(BRIEF): Search the material below for the word "Africa" and copy every line in which it occurs.

(DATA EXCERPTS):
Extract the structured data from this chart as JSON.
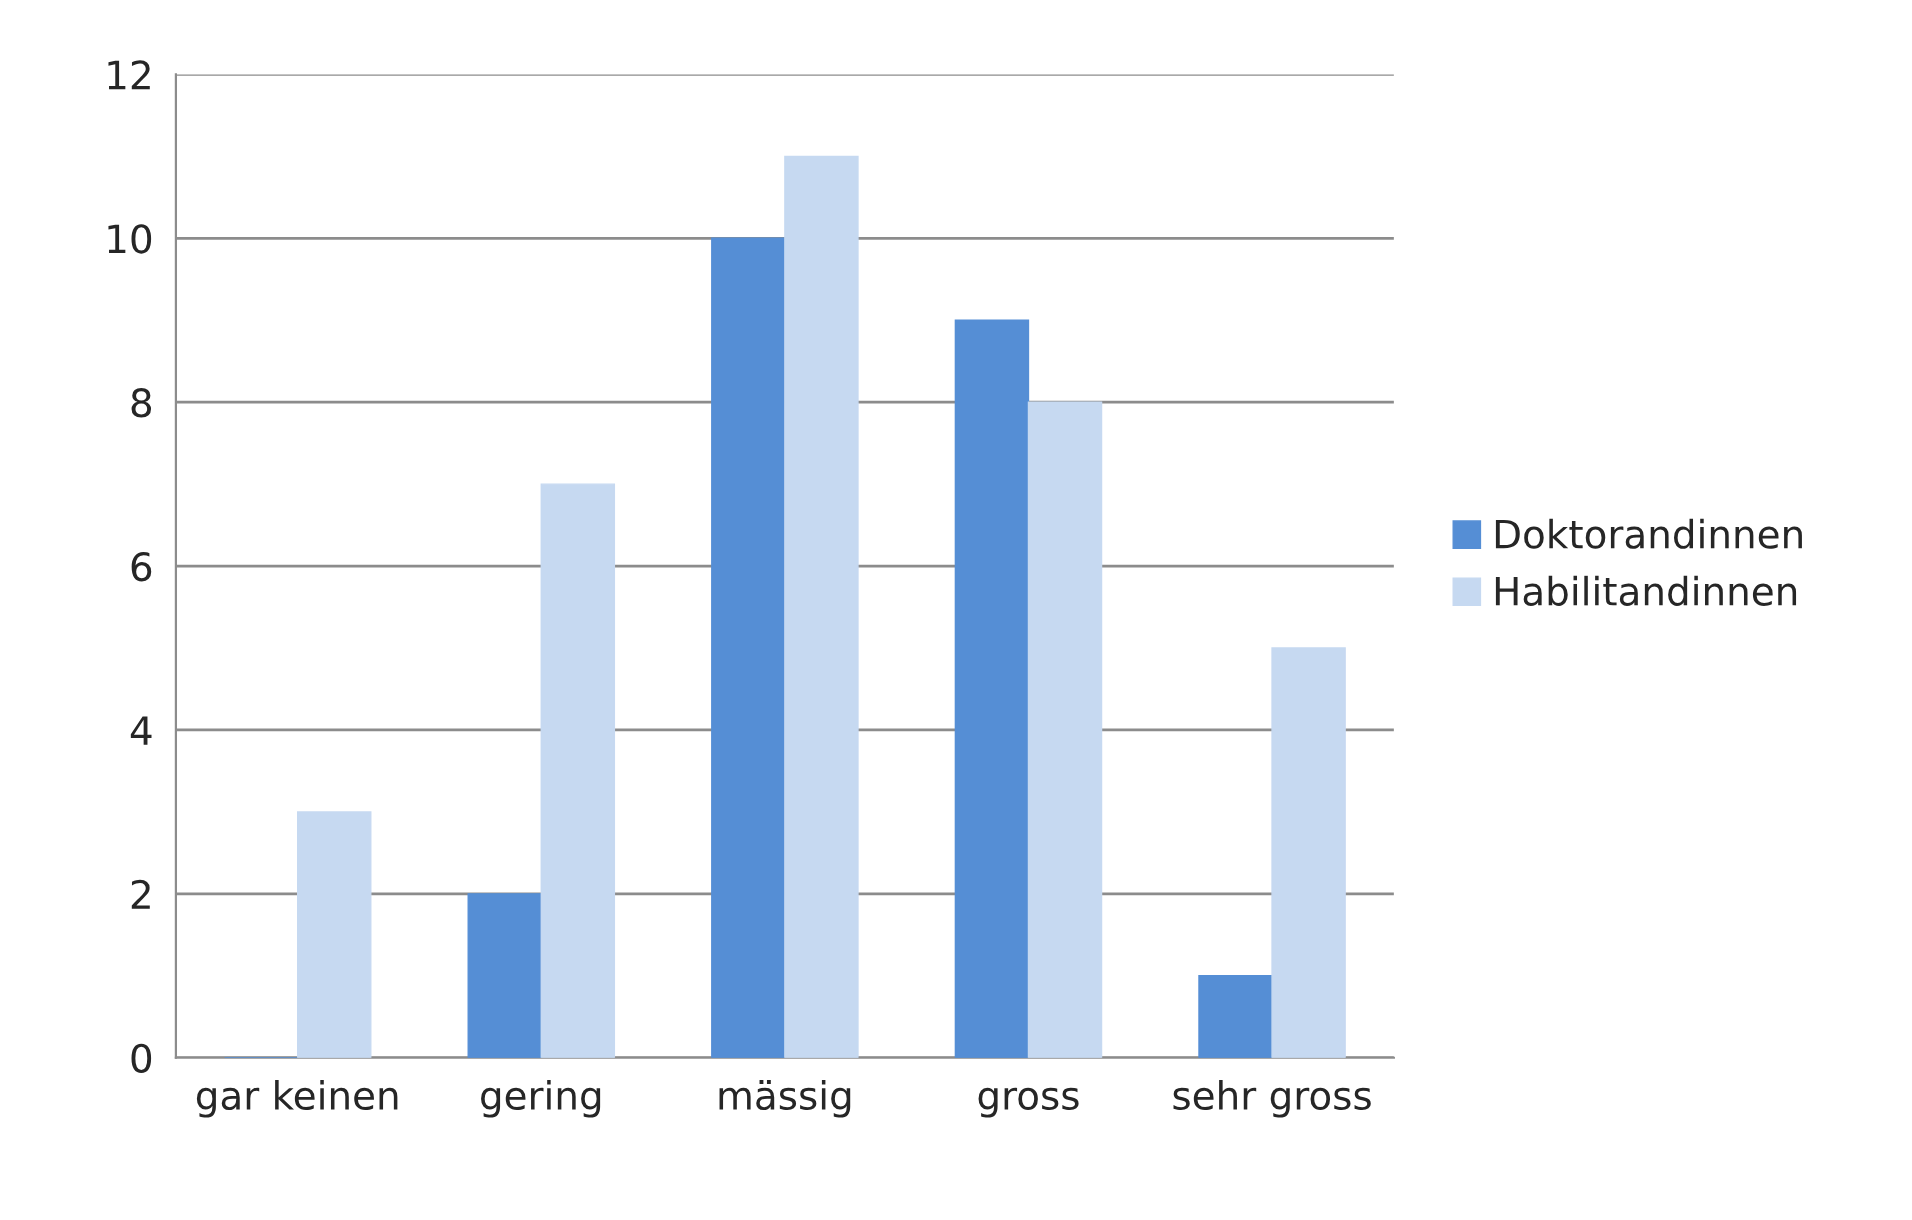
{
  "chart_data": {
    "type": "bar",
    "categories": [
      "gar keinen",
      "gering",
      "mässig",
      "gross",
      "sehr gross"
    ],
    "series": [
      {
        "name": "Doktorandinnen",
        "color": "#558ed5",
        "values": [
          0,
          2,
          10,
          9,
          1
        ]
      },
      {
        "name": "Habilitandinnen",
        "color": "#c6d9f1",
        "values": [
          3,
          7,
          11,
          8,
          5
        ]
      }
    ],
    "ylim": [
      0,
      12
    ],
    "yticks": [
      0,
      2,
      4,
      6,
      8,
      10,
      12
    ],
    "grid": "y",
    "legend": "right"
  }
}
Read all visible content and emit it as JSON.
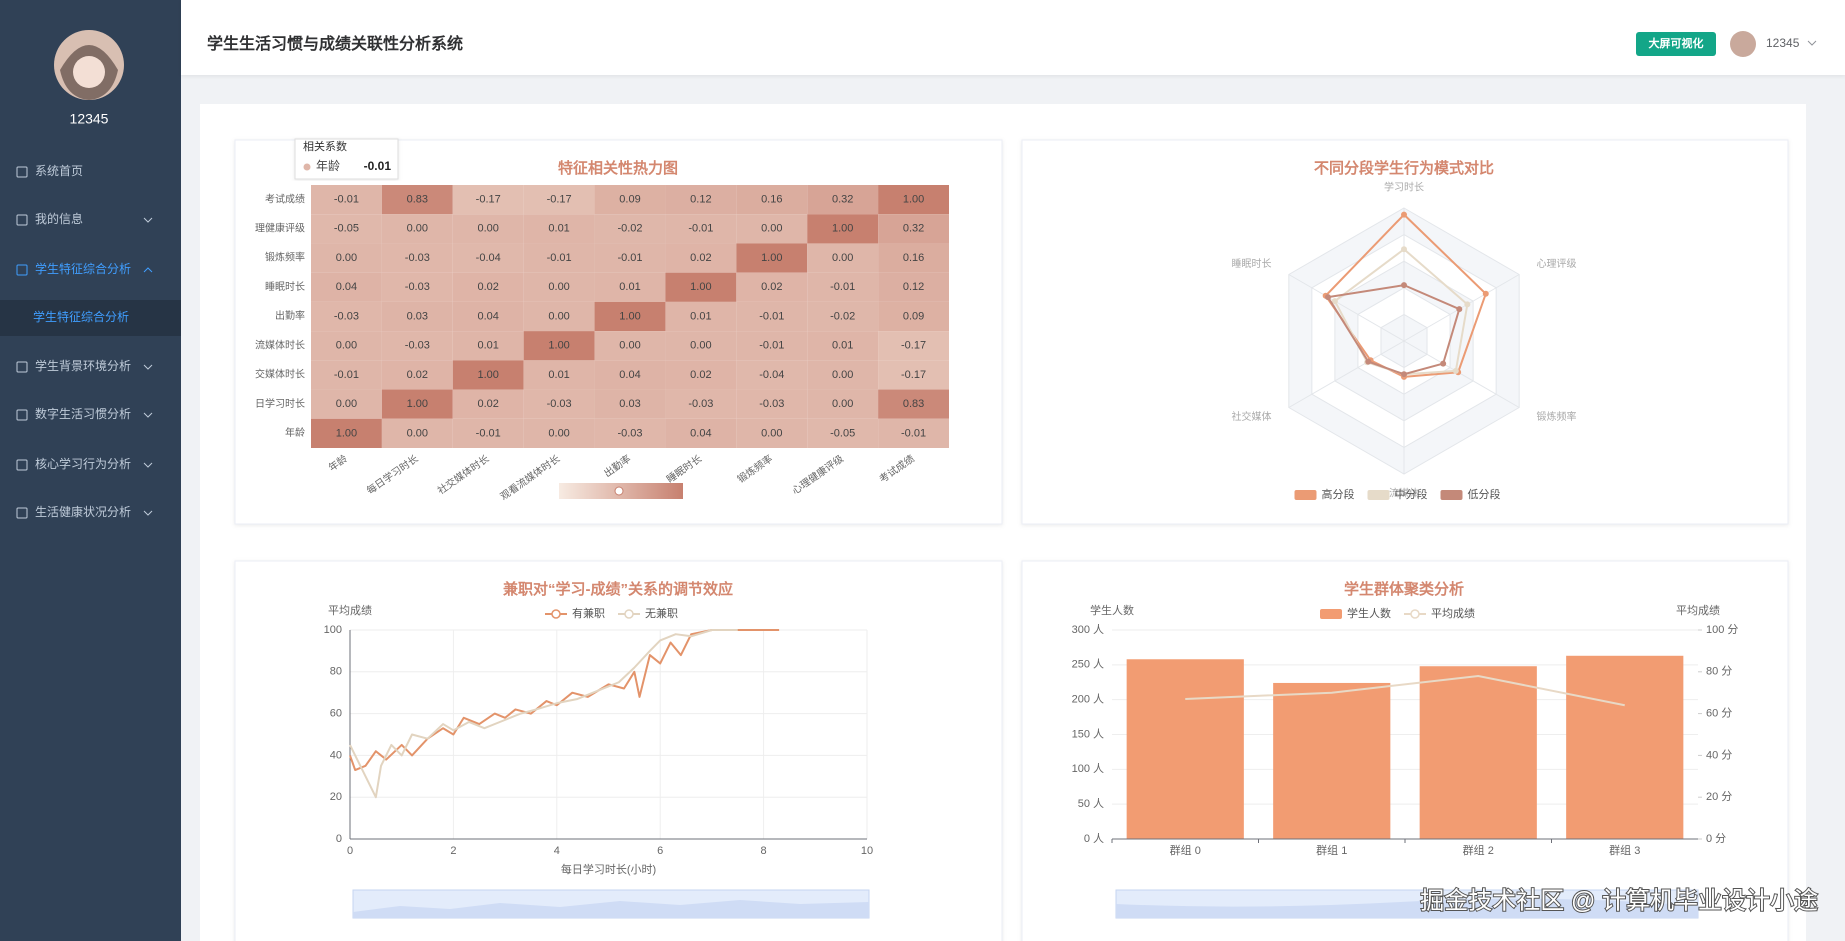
{
  "sidebar": {
    "username": "12345",
    "menu": [
      "系统首页",
      "我的信息",
      "学生特征综合分析",
      "学生背景环境分析",
      "数字生活习惯分析",
      "核心学习行为分析",
      "生活健康状况分析"
    ],
    "submenu": "学生特征综合分析"
  },
  "header": {
    "title": "学生生活习惯与成绩关联性分析系统",
    "button": "大屏可视化",
    "username": "12345"
  },
  "chart_data": [
    {
      "type": "heatmap",
      "title": "特征相关性热力图",
      "x_categories": [
        "年龄",
        "每日学习时长",
        "社交媒体时长",
        "观看流媒体时长",
        "出勤率",
        "睡眠时长",
        "锻炼频率",
        "心理健康评级",
        "考试成绩"
      ],
      "y_categories": [
        "考试成绩",
        "理健康评级",
        "锻炼频率",
        "睡眠时长",
        "出勤率",
        "流媒体时长",
        "交媒体时长",
        "日学习时长",
        "年龄"
      ],
      "values": [
        [
          -0.01,
          0.83,
          -0.17,
          -0.17,
          0.09,
          0.12,
          0.16,
          0.32,
          1
        ],
        [
          -0.05,
          0,
          0,
          0.01,
          -0.02,
          -0.01,
          0,
          1,
          0.32
        ],
        [
          0,
          -0.03,
          -0.04,
          -0.01,
          -0.01,
          0.02,
          1,
          0,
          0.16
        ],
        [
          0.04,
          -0.03,
          0.02,
          0,
          0.01,
          1,
          0.02,
          -0.01,
          0.12
        ],
        [
          -0.03,
          0.03,
          0.04,
          0,
          1,
          0.01,
          -0.01,
          -0.02,
          0.09
        ],
        [
          0,
          -0.03,
          0.01,
          1,
          0,
          0,
          -0.01,
          0.01,
          -0.17
        ],
        [
          -0.01,
          0.02,
          1,
          0.01,
          0.04,
          0.02,
          -0.04,
          0,
          -0.17
        ],
        [
          0,
          1,
          0.02,
          -0.03,
          0.03,
          -0.03,
          -0.03,
          0,
          0.83
        ],
        [
          1,
          0,
          -0.01,
          0,
          -0.03,
          0.04,
          0,
          -0.05,
          -0.01
        ]
      ],
      "value_labels": [
        [
          "-0.01",
          "0.83",
          "-0.17",
          "-0.17",
          "0.09",
          "0.12",
          "0.16",
          "0.32",
          "1.00"
        ],
        [
          "-0.05",
          "0.00",
          "0.00",
          "0.01",
          "-0.02",
          "-0.01",
          "0.00",
          "1.00",
          "0.32"
        ],
        [
          "0.00",
          "-0.03",
          "-0.04",
          "-0.01",
          "-0.01",
          "0.02",
          "1.00",
          "0.00",
          "0.16"
        ],
        [
          "0.04",
          "-0.03",
          "0.02",
          "0.00",
          "0.01",
          "1.00",
          "0.02",
          "-0.01",
          "0.12"
        ],
        [
          "-0.03",
          "0.03",
          "0.04",
          "0.00",
          "1.00",
          "0.01",
          "-0.01",
          "-0.02",
          "0.09"
        ],
        [
          "0.00",
          "-0.03",
          "0.01",
          "1.00",
          "0.00",
          "0.00",
          "-0.01",
          "0.01",
          "-0.17"
        ],
        [
          "-0.01",
          "0.02",
          "1.00",
          "0.01",
          "0.04",
          "0.02",
          "-0.04",
          "0.00",
          "-0.17"
        ],
        [
          "0.00",
          "1.00",
          "0.02",
          "-0.03",
          "0.03",
          "-0.03",
          "-0.03",
          "0.00",
          "0.83"
        ],
        [
          "1.00",
          "0.00",
          "-0.01",
          "0.00",
          "-0.03",
          "0.04",
          "0.00",
          "-0.05",
          "-0.01"
        ]
      ],
      "visual_range": [
        -1,
        1
      ],
      "colors": [
        "#f7ebe2",
        "#c7806f"
      ],
      "tooltip": {
        "title": "相关系数",
        "name": "年龄",
        "value": -0.01
      }
    },
    {
      "type": "radar",
      "title": "不同分段学生行为模式对比",
      "indicators": [
        "学习时长",
        "心理评级",
        "锻炼频率",
        "流媒体",
        "社交媒体",
        "睡眠时长"
      ],
      "rlim": [
        0,
        100
      ],
      "legend": "bottom",
      "series": [
        {
          "name": "高分段",
          "color": "#eb9b74",
          "values": [
            95,
            71,
            47,
            27,
            29,
            68
          ]
        },
        {
          "name": "中分段",
          "color": "#e6dbc9",
          "values": [
            69,
            55,
            45,
            25,
            32,
            60
          ]
        },
        {
          "name": "低分段",
          "color": "#c48979",
          "values": [
            42,
            48,
            34,
            25,
            31,
            66
          ]
        }
      ]
    },
    {
      "type": "line",
      "title": "兼职对“学习-成绩”关系的调节效应",
      "y_label": "平均成绩",
      "x_label": "每日学习时长(小时)",
      "xlim": [
        0,
        10
      ],
      "xticks": [
        0,
        2,
        4,
        6,
        8,
        10
      ],
      "ylim": [
        0,
        100
      ],
      "yticks": [
        0,
        20,
        40,
        60,
        80,
        100
      ],
      "grid": true,
      "legend": "top",
      "series": [
        {
          "name": "有兼职",
          "color": "#e3936a",
          "x": [
            0,
            0.1,
            0.3,
            0.5,
            0.7,
            1,
            1.2,
            1.5,
            1.8,
            2,
            2.2,
            2.5,
            2.8,
            3,
            3.2,
            3.5,
            3.8,
            4,
            4.3,
            4.6,
            5,
            5.3,
            5.5,
            5.6,
            5.8,
            6,
            6.2,
            6.4,
            6.6,
            7,
            8,
            8.3
          ],
          "values": [
            40,
            33,
            35,
            42,
            38,
            45,
            40,
            48,
            53,
            50,
            58,
            55,
            60,
            58,
            62,
            60,
            66,
            64,
            70,
            68,
            74,
            72,
            80,
            68,
            88,
            84,
            94,
            88,
            98,
            100,
            100,
            100
          ]
        },
        {
          "name": "无兼职",
          "color": "#e2d4c0",
          "x": [
            0,
            0.1,
            0.3,
            0.5,
            0.6,
            0.8,
            1,
            1.2,
            1.5,
            1.8,
            2,
            2.3,
            2.6,
            3,
            3.3,
            3.6,
            4,
            4.4,
            4.8,
            5.2,
            5.5,
            5.8,
            6,
            6.3,
            6.6,
            7,
            7.5
          ],
          "values": [
            45,
            40,
            30,
            20,
            35,
            45,
            40,
            50,
            48,
            55,
            52,
            56,
            53,
            57,
            60,
            62,
            65,
            67,
            71,
            75,
            82,
            90,
            95,
            98,
            97,
            100,
            100
          ]
        }
      ]
    },
    {
      "type": "bar",
      "title": "学生群体聚类分析",
      "y_label": "学生人数",
      "y2_label": "平均成绩",
      "categories": [
        "群组 0",
        "群组 1",
        "群组 2",
        "群组 3"
      ],
      "ylim": [
        0,
        300
      ],
      "yticks": [
        {
          "value": 0,
          "label": "0 人"
        },
        {
          "value": 50,
          "label": "50 人"
        },
        {
          "value": 100,
          "label": "100 人"
        },
        {
          "value": 150,
          "label": "150 人"
        },
        {
          "value": 200,
          "label": "200 人"
        },
        {
          "value": 250,
          "label": "250 人"
        },
        {
          "value": 300,
          "label": "300 人"
        }
      ],
      "y2lim": [
        0,
        100
      ],
      "y2ticks": [
        {
          "value": 0,
          "label": "0 分"
        },
        {
          "value": 20,
          "label": "20 分"
        },
        {
          "value": 40,
          "label": "40 分"
        },
        {
          "value": 60,
          "label": "60 分"
        },
        {
          "value": 80,
          "label": "80 分"
        },
        {
          "value": 100,
          "label": "100 分"
        }
      ],
      "grid": true,
      "legend": "top",
      "series": [
        {
          "name": "学生人数",
          "type": "bar",
          "color": "#f29c72",
          "values": [
            258,
            224,
            248,
            263
          ]
        },
        {
          "name": "平均成绩",
          "type": "line",
          "axis": "y2",
          "color": "#e8d9c6",
          "values": [
            67,
            70,
            78,
            64
          ]
        }
      ]
    }
  ],
  "watermark": "掘金技术社区 @ 计算机毕业设计小途"
}
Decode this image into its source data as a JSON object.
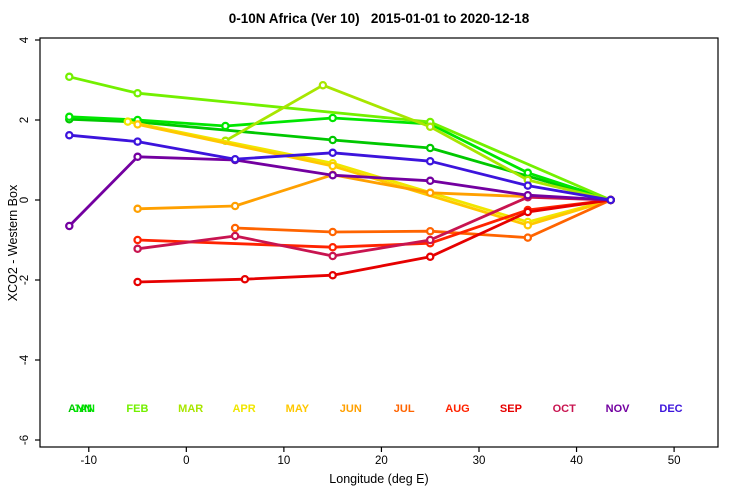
{
  "title": "0-10N Africa (Ver 10)   2015-01-01 to 2020-12-18",
  "chart_data": {
    "type": "line",
    "title": "0-10N Africa (Ver 10)   2015-01-01 to 2020-12-18",
    "xlabel": "Longitude (deg E)",
    "ylabel": "XCO2 - Western Box",
    "xlim": [
      -15,
      54.5
    ],
    "ylim": [
      -6,
      4
    ],
    "xticks": [
      -10,
      0,
      10,
      20,
      30,
      40,
      50
    ],
    "yticks": [
      4,
      2,
      0,
      -2,
      -4,
      -6
    ],
    "grid": false,
    "marker": "open-circle",
    "legend_position": "bottom-inside",
    "convergence_point": {
      "lon": 43.5,
      "value": 0
    },
    "series": [
      {
        "name": "ANN",
        "color": "#00C800",
        "points": [
          [
            -12,
            2.02
          ],
          [
            -5,
            1.95
          ],
          [
            15,
            1.5
          ],
          [
            25,
            1.3
          ],
          [
            43.5,
            0
          ]
        ]
      },
      {
        "name": "JAN",
        "color": "#00E600",
        "points": [
          [
            -12,
            2.08
          ],
          [
            -5,
            2.0
          ],
          [
            4,
            1.85
          ],
          [
            15,
            2.05
          ],
          [
            25,
            1.9
          ],
          [
            35,
            0.68
          ],
          [
            43.5,
            0
          ]
        ]
      },
      {
        "name": "FEB",
        "color": "#73F000",
        "points": [
          [
            -12,
            3.08
          ],
          [
            -5,
            2.67
          ],
          [
            25,
            1.95
          ],
          [
            43.5,
            0
          ]
        ]
      },
      {
        "name": "MAR",
        "color": "#A8E600",
        "points": [
          [
            4,
            1.48
          ],
          [
            14,
            2.87
          ],
          [
            25,
            1.83
          ],
          [
            35,
            0.5
          ],
          [
            43.5,
            0
          ]
        ]
      },
      {
        "name": "APR",
        "color": "#F0E600",
        "points": [
          [
            -6,
            1.96
          ],
          [
            15,
            0.92
          ],
          [
            35,
            -0.55
          ],
          [
            43.5,
            0
          ]
        ]
      },
      {
        "name": "MAY",
        "color": "#FFC800",
        "points": [
          [
            -5,
            1.89
          ],
          [
            15,
            0.85
          ],
          [
            35,
            -0.63
          ],
          [
            43.5,
            0
          ]
        ]
      },
      {
        "name": "JUN",
        "color": "#FFA000",
        "points": [
          [
            -5,
            -0.22
          ],
          [
            5,
            -0.15
          ],
          [
            15,
            0.63
          ],
          [
            25,
            0.18
          ],
          [
            43.5,
            0
          ]
        ]
      },
      {
        "name": "JUL",
        "color": "#FF6400",
        "points": [
          [
            5,
            -0.7
          ],
          [
            15,
            -0.8
          ],
          [
            25,
            -0.78
          ],
          [
            35,
            -0.94
          ],
          [
            43.5,
            0
          ]
        ]
      },
      {
        "name": "AUG",
        "color": "#FF2300",
        "points": [
          [
            -5,
            -1.0
          ],
          [
            15,
            -1.18
          ],
          [
            25,
            -1.08
          ],
          [
            35,
            -0.25
          ],
          [
            43.5,
            0
          ]
        ]
      },
      {
        "name": "SEP",
        "color": "#E60000",
        "points": [
          [
            -5,
            -2.05
          ],
          [
            6,
            -1.98
          ],
          [
            15,
            -1.88
          ],
          [
            25,
            -1.42
          ],
          [
            35,
            -0.3
          ],
          [
            43.5,
            0
          ]
        ]
      },
      {
        "name": "OCT",
        "color": "#C81450",
        "points": [
          [
            -5,
            -1.22
          ],
          [
            5,
            -0.9
          ],
          [
            15,
            -1.4
          ],
          [
            25,
            -1.0
          ],
          [
            35,
            0.07
          ],
          [
            43.5,
            0
          ]
        ]
      },
      {
        "name": "NOV",
        "color": "#7300A0",
        "points": [
          [
            -12,
            -0.65
          ],
          [
            -5,
            1.08
          ],
          [
            5,
            1.0
          ],
          [
            15,
            0.62
          ],
          [
            25,
            0.48
          ],
          [
            35,
            0.12
          ],
          [
            43.5,
            0
          ]
        ]
      },
      {
        "name": "DEC",
        "color": "#3C14DC",
        "points": [
          [
            -12,
            1.62
          ],
          [
            -5,
            1.46
          ],
          [
            5,
            1.02
          ],
          [
            15,
            1.18
          ],
          [
            25,
            0.97
          ],
          [
            35,
            0.36
          ],
          [
            43.5,
            0
          ]
        ]
      }
    ],
    "legend_months": [
      {
        "label": "JAN",
        "color": "#00E600"
      },
      {
        "label": "FEB",
        "color": "#73F000"
      },
      {
        "label": "MAR",
        "color": "#A8E600"
      },
      {
        "label": "APR",
        "color": "#F0E600"
      },
      {
        "label": "MAY",
        "color": "#FFC800"
      },
      {
        "label": "JUN",
        "color": "#FFA000"
      },
      {
        "label": "JUL",
        "color": "#FF6400"
      },
      {
        "label": "AUG",
        "color": "#FF2300"
      },
      {
        "label": "SEP",
        "color": "#E60000"
      },
      {
        "label": "OCT",
        "color": "#C81450"
      },
      {
        "label": "NOV",
        "color": "#7300A0"
      },
      {
        "label": "DEC",
        "color": "#3C14DC"
      }
    ],
    "annual_overlay_label": {
      "label": "ANN",
      "color": "#00C800"
    }
  }
}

(CORRECT OUTPUT):
  "title": "0-10N Africa (Ver 10)   2015-01-01 to 2020-12-18",
    "title": "0-10N Africa (Ver 10)   2015-01-01 to 2020-12-18",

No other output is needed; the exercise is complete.